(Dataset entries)

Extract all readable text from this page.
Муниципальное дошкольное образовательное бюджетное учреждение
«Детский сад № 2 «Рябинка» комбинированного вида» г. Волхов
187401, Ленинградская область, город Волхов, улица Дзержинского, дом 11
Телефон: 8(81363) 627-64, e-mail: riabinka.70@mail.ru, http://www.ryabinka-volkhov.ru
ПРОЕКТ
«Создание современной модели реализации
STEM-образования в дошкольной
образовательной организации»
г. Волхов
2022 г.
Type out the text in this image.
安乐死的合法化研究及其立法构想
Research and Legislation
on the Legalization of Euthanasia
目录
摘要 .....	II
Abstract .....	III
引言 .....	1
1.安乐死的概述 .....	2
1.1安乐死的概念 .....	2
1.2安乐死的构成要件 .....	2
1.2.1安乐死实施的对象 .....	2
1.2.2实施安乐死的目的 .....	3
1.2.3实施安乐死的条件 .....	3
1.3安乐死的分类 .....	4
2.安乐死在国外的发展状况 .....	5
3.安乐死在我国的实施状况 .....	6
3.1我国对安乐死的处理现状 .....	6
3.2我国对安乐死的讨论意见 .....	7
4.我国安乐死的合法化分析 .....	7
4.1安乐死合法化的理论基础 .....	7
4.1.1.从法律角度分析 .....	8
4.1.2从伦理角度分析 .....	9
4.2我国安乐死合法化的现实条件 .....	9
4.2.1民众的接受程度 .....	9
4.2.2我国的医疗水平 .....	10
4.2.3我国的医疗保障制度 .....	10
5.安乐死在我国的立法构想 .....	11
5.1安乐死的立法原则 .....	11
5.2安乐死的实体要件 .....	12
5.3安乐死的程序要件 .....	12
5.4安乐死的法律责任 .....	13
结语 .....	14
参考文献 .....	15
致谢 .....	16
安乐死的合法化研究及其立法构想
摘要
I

*Task prompt*
State how many lines of the records above contain "this", with no words besides the number.

*Solution*
2